**MATERIAL FOR THIS TASK:**
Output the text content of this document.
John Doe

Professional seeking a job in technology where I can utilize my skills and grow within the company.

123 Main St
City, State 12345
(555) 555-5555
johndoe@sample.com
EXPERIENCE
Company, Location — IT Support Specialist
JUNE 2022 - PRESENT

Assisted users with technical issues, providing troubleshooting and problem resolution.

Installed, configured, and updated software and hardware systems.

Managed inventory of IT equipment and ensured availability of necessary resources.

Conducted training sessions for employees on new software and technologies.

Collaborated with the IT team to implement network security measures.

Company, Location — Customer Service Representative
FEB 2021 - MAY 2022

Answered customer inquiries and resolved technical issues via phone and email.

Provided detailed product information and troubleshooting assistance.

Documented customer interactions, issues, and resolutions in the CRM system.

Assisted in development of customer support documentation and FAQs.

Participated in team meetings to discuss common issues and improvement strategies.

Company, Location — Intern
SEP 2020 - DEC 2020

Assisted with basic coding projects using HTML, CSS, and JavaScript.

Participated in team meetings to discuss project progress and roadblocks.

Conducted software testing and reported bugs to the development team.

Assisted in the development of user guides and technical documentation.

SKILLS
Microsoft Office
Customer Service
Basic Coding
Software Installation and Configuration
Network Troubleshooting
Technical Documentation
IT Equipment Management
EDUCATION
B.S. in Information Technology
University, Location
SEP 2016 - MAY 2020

**SHORT PROBLEM:**
Copy each record from above exactly, and include every line.

**RESPONSE TO THE EXERCISE:**
Output the text content of this document.
John Doe

Professional seeking a job in technology where I can utilize my skills and grow within the company.

123 Main St
City, State 12345
(555) 555-5555
johndoe@sample.com
EXPERIENCE
Company, Location — IT Support Specialist
JUNE 2022 - PRESENT

Assisted users with technical issues, providing troubleshooting and problem resolution.

Installed, configured, and updated software and hardware systems.

Managed inventory of IT equipment and ensured availability of necessary resources.

Conducted training sessions for employees on new software and technologies.

Collaborated with the IT team to implement network security measures.

Company, Location — Customer Service Representative
FEB 2021 - MAY 2022

Answered customer inquiries and resolved technical issues via phone and email.

Provided detailed product information and troubleshooting assistance.

Documented customer interactions, issues, and resolutions in the CRM system.

Assisted in development of customer support documentation and FAQs.

Participated in team meetings to discuss common issues and improvement strategies.

Company, Location — Intern
SEP 2020 - DEC 2020

Assisted with basic coding projects using HTML, CSS, and JavaScript.

Participated in team meetings to discuss project progress and roadblocks.

Conducted software testing and reported bugs to the development team.

Assisted in the development of user guides and technical documentation.

SKILLS
Microsoft Office
Customer Service
Basic Coding
Software Installation and Configuration
Network Troubleshooting
Technical Documentation
IT Equipment Management
EDUCATION
B.S. in Information Technology
University, Location
SEP 2016 - MAY 2020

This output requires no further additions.